§ Dataset excerpts:

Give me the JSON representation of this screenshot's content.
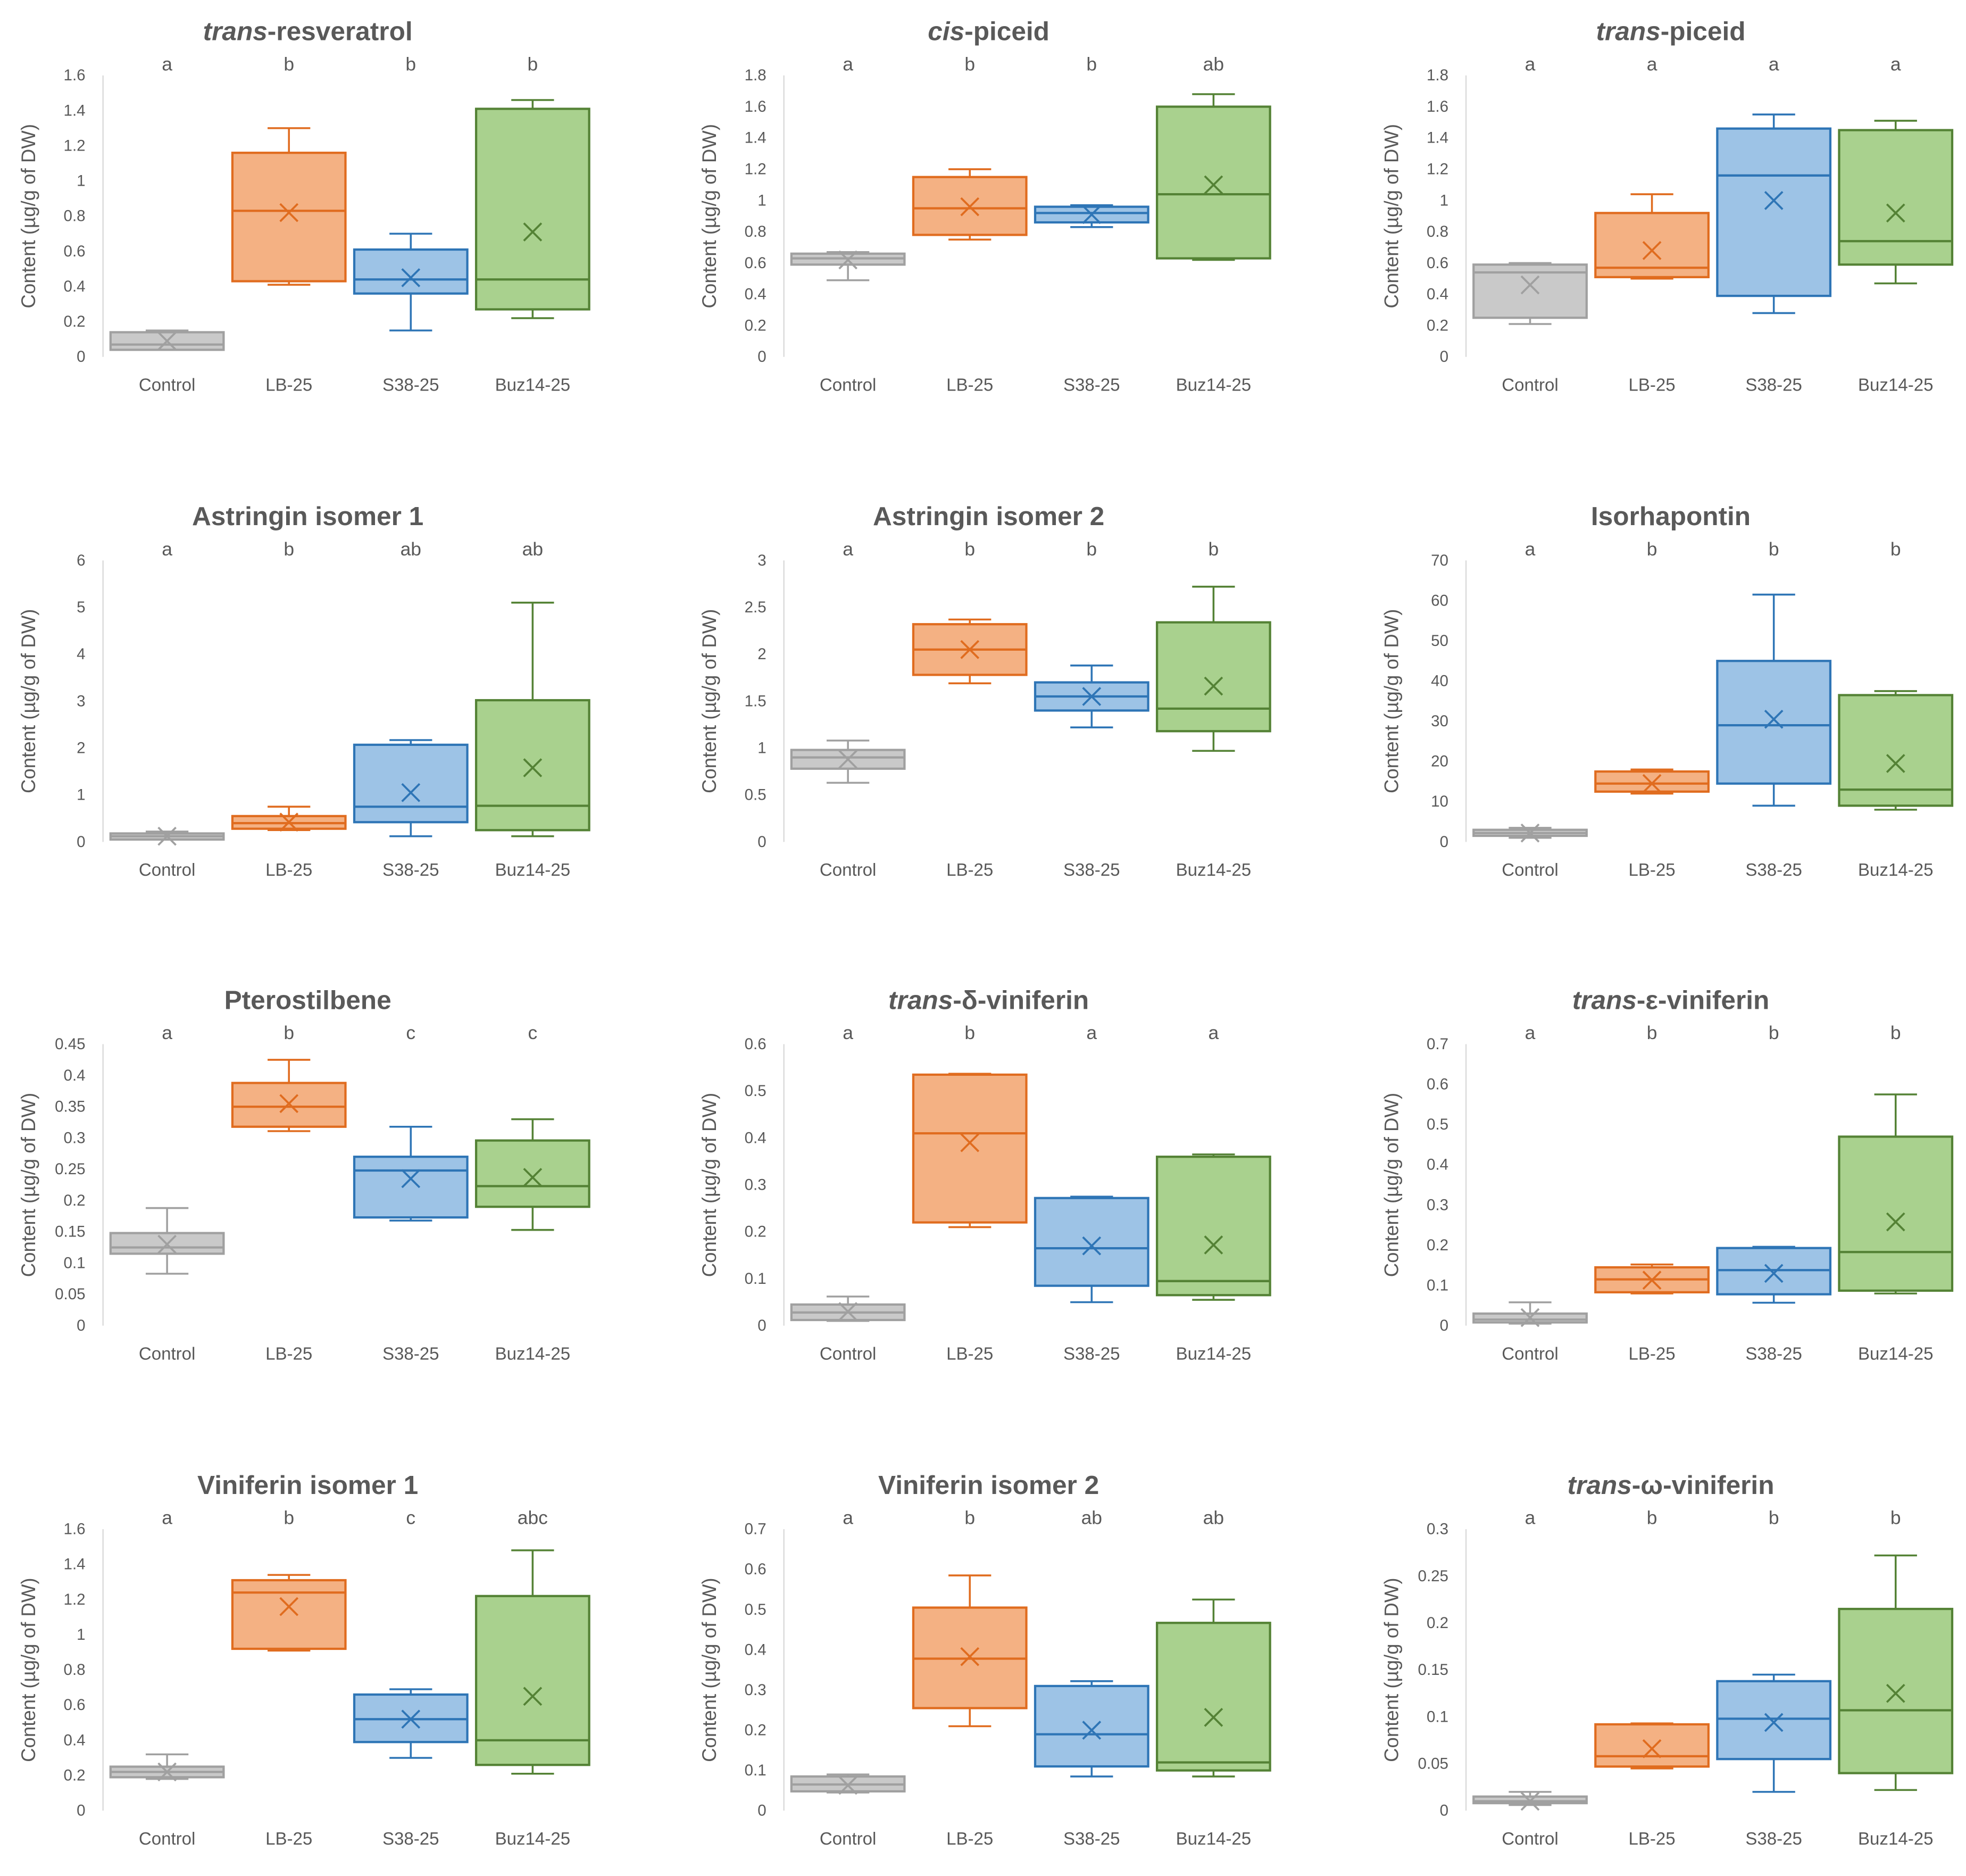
{
  "chart_data": {
    "type": "boxplot",
    "categories": [
      "Control",
      "LB-25",
      "S38-25",
      "Buz14-25"
    ],
    "colors": {
      "Control": {
        "fill": "#c9c9c9",
        "stroke": "#a0a0a0"
      },
      "LB-25": {
        "fill": "#f4b183",
        "stroke": "#e06c1f"
      },
      "S38-25": {
        "fill": "#9dc3e6",
        "stroke": "#2e75b6"
      },
      "Buz14-25": {
        "fill": "#a9d18e",
        "stroke": "#548235"
      }
    },
    "ylabel": "Content (µg/g of DW)",
    "panels": [
      {
        "title_italic": "trans",
        "title_rest": "-resveratrol",
        "ylim": [
          0,
          1.6
        ],
        "ticks": [
          "0",
          "0.2",
          "0.4",
          "0.6",
          "0.8",
          "1",
          "1.2",
          "1.4",
          "1.6"
        ],
        "letters": [
          "a",
          "b",
          "b",
          "b"
        ],
        "boxes": [
          [
            0.04,
            0.04,
            0.07,
            0.14,
            0.15,
            0.09
          ],
          [
            0.41,
            0.43,
            0.83,
            1.16,
            1.3,
            0.82
          ],
          [
            0.15,
            0.36,
            0.44,
            0.61,
            0.7,
            0.45
          ],
          [
            0.22,
            0.27,
            0.44,
            1.41,
            1.46,
            0.71
          ]
        ]
      },
      {
        "title_italic": "cis",
        "title_rest": "-piceid",
        "ylim": [
          0,
          1.8
        ],
        "ticks": [
          "0",
          "0.2",
          "0.4",
          "0.6",
          "0.8",
          "1",
          "1.2",
          "1.4",
          "1.6",
          "1.8"
        ],
        "letters": [
          "a",
          "b",
          "b",
          "ab"
        ],
        "boxes": [
          [
            0.49,
            0.59,
            0.63,
            0.66,
            0.67,
            0.62
          ],
          [
            0.75,
            0.78,
            0.95,
            1.15,
            1.2,
            0.96
          ],
          [
            0.83,
            0.86,
            0.92,
            0.96,
            0.97,
            0.91
          ],
          [
            0.62,
            0.63,
            1.04,
            1.6,
            1.68,
            1.1
          ]
        ]
      },
      {
        "title_italic": "trans",
        "title_rest": "-piceid",
        "ylim": [
          0,
          1.8
        ],
        "ticks": [
          "0",
          "0.2",
          "0.4",
          "0.6",
          "0.8",
          "1",
          "1.2",
          "1.4",
          "1.6",
          "1.8"
        ],
        "letters": [
          "a",
          "a",
          "a",
          "a"
        ],
        "boxes": [
          [
            0.21,
            0.25,
            0.54,
            0.59,
            0.6,
            0.46
          ],
          [
            0.5,
            0.51,
            0.57,
            0.92,
            1.04,
            0.68
          ],
          [
            0.28,
            0.39,
            1.16,
            1.46,
            1.55,
            1.0
          ],
          [
            0.47,
            0.59,
            0.74,
            1.45,
            1.51,
            0.92
          ]
        ]
      },
      {
        "title_italic": "",
        "title_rest": "Astringin isomer 1",
        "ylim": [
          0,
          6
        ],
        "ticks": [
          "0",
          "1",
          "2",
          "3",
          "4",
          "5",
          "6"
        ],
        "letters": [
          "a",
          "b",
          "ab",
          "ab"
        ],
        "boxes": [
          [
            0.05,
            0.05,
            0.12,
            0.18,
            0.22,
            0.12
          ],
          [
            0.25,
            0.28,
            0.4,
            0.55,
            0.75,
            0.42
          ],
          [
            0.12,
            0.42,
            0.75,
            2.07,
            2.17,
            1.05
          ],
          [
            0.12,
            0.25,
            0.77,
            3.02,
            5.1,
            1.58
          ]
        ]
      },
      {
        "title_italic": "",
        "title_rest": "Astringin isomer 2",
        "ylim": [
          0,
          3
        ],
        "ticks": [
          "0",
          "0.5",
          "1",
          "1.5",
          "2",
          "2.5",
          "3"
        ],
        "letters": [
          "a",
          "b",
          "b",
          "b"
        ],
        "boxes": [
          [
            0.63,
            0.78,
            0.9,
            0.98,
            1.08,
            0.88
          ],
          [
            1.69,
            1.78,
            2.05,
            2.32,
            2.37,
            2.05
          ],
          [
            1.22,
            1.4,
            1.55,
            1.7,
            1.88,
            1.55
          ],
          [
            0.97,
            1.18,
            1.42,
            2.34,
            2.72,
            1.66
          ]
        ]
      },
      {
        "title_italic": "",
        "title_rest": "Isorhapontin",
        "ylim": [
          0,
          70
        ],
        "ticks": [
          "0",
          "10",
          "20",
          "30",
          "40",
          "50",
          "60",
          "70"
        ],
        "letters": [
          "a",
          "b",
          "b",
          "b"
        ],
        "boxes": [
          [
            1,
            1.5,
            2.2,
            3,
            3.5,
            2.2
          ],
          [
            12,
            12.5,
            14.5,
            17.5,
            18,
            14.5
          ],
          [
            9,
            14.5,
            29,
            45,
            61.5,
            30.5
          ],
          [
            8,
            9,
            13,
            36.5,
            37.5,
            19.5
          ]
        ]
      },
      {
        "title_italic": "",
        "title_rest": "Pterostilbene",
        "ylim": [
          0,
          0.45
        ],
        "ticks": [
          "0",
          "0.05",
          "0.1",
          "0.15",
          "0.2",
          "0.25",
          "0.3",
          "0.35",
          "0.4",
          "0.45"
        ],
        "letters": [
          "a",
          "b",
          "c",
          "c"
        ],
        "boxes": [
          [
            0.083,
            0.115,
            0.125,
            0.148,
            0.188,
            0.13
          ],
          [
            0.311,
            0.318,
            0.35,
            0.388,
            0.425,
            0.355
          ],
          [
            0.168,
            0.173,
            0.248,
            0.27,
            0.318,
            0.235
          ],
          [
            0.153,
            0.19,
            0.223,
            0.296,
            0.33,
            0.237
          ]
        ]
      },
      {
        "title_italic": "trans",
        "title_rest": "-δ-viniferin",
        "ylim": [
          0,
          0.6
        ],
        "ticks": [
          "0",
          "0.1",
          "0.2",
          "0.3",
          "0.4",
          "0.5",
          "0.6"
        ],
        "letters": [
          "a",
          "b",
          "a",
          "a"
        ],
        "boxes": [
          [
            0.01,
            0.012,
            0.028,
            0.045,
            0.062,
            0.03
          ],
          [
            0.21,
            0.22,
            0.41,
            0.535,
            0.537,
            0.39
          ],
          [
            0.05,
            0.085,
            0.165,
            0.272,
            0.275,
            0.17
          ],
          [
            0.055,
            0.065,
            0.095,
            0.36,
            0.365,
            0.172
          ]
        ]
      },
      {
        "title_italic": "trans",
        "title_rest": "-ε-viniferin",
        "ylim": [
          0,
          0.7
        ],
        "ticks": [
          "0",
          "0.1",
          "0.2",
          "0.3",
          "0.4",
          "0.5",
          "0.6",
          "0.7"
        ],
        "letters": [
          "a",
          "b",
          "b",
          "b"
        ],
        "boxes": [
          [
            0.005,
            0.008,
            0.015,
            0.03,
            0.058,
            0.02
          ],
          [
            0.08,
            0.083,
            0.115,
            0.145,
            0.152,
            0.113
          ],
          [
            0.057,
            0.078,
            0.138,
            0.193,
            0.196,
            0.13
          ],
          [
            0.08,
            0.087,
            0.183,
            0.47,
            0.575,
            0.258
          ]
        ]
      },
      {
        "title_italic": "",
        "title_rest": "Viniferin isomer 1",
        "ylim": [
          0,
          1.6
        ],
        "ticks": [
          "0",
          "0.2",
          "0.4",
          "0.6",
          "0.8",
          "1",
          "1.2",
          "1.4",
          "1.6"
        ],
        "letters": [
          "a",
          "b",
          "c",
          "abc"
        ],
        "boxes": [
          [
            0.18,
            0.19,
            0.22,
            0.25,
            0.32,
            0.22
          ],
          [
            0.91,
            0.92,
            1.24,
            1.31,
            1.34,
            1.16
          ],
          [
            0.3,
            0.39,
            0.52,
            0.66,
            0.69,
            0.52
          ],
          [
            0.21,
            0.26,
            0.4,
            1.22,
            1.48,
            0.65
          ]
        ]
      },
      {
        "title_italic": "",
        "title_rest": "Viniferin isomer 2",
        "ylim": [
          0,
          0.7
        ],
        "ticks": [
          "0",
          "0.1",
          "0.2",
          "0.3",
          "0.4",
          "0.5",
          "0.6",
          "0.7"
        ],
        "letters": [
          "a",
          "b",
          "ab",
          "ab"
        ],
        "boxes": [
          [
            0.045,
            0.048,
            0.065,
            0.085,
            0.09,
            0.063
          ],
          [
            0.21,
            0.255,
            0.378,
            0.505,
            0.585,
            0.383
          ],
          [
            0.085,
            0.11,
            0.19,
            0.31,
            0.322,
            0.2
          ],
          [
            0.085,
            0.1,
            0.12,
            0.467,
            0.525,
            0.232
          ]
        ]
      },
      {
        "title_italic": "trans",
        "title_rest": "-ω-viniferin",
        "ylim": [
          0,
          0.3
        ],
        "ticks": [
          "0",
          "0.05",
          "0.1",
          "0.15",
          "0.2",
          "0.25",
          "0.3"
        ],
        "letters": [
          "a",
          "b",
          "b",
          "b"
        ],
        "boxes": [
          [
            0.006,
            0.008,
            0.01,
            0.015,
            0.02,
            0.01
          ],
          [
            0.045,
            0.047,
            0.058,
            0.092,
            0.093,
            0.066
          ],
          [
            0.02,
            0.055,
            0.098,
            0.138,
            0.145,
            0.094
          ],
          [
            0.022,
            0.04,
            0.107,
            0.215,
            0.272,
            0.125
          ]
        ]
      }
    ],
    "box_value_order": [
      "min",
      "q1",
      "median",
      "q3",
      "max",
      "mean"
    ]
  }
}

§ Exercise objective:
Scan the material and collect every line that contains "isomer".

§ Result:
        "title_rest": "Astringin isomer 1",
        "title_rest": "Astringin isomer 2",
        "title_rest": "Viniferin isomer 1",
        "title_rest": "Viniferin isomer 2",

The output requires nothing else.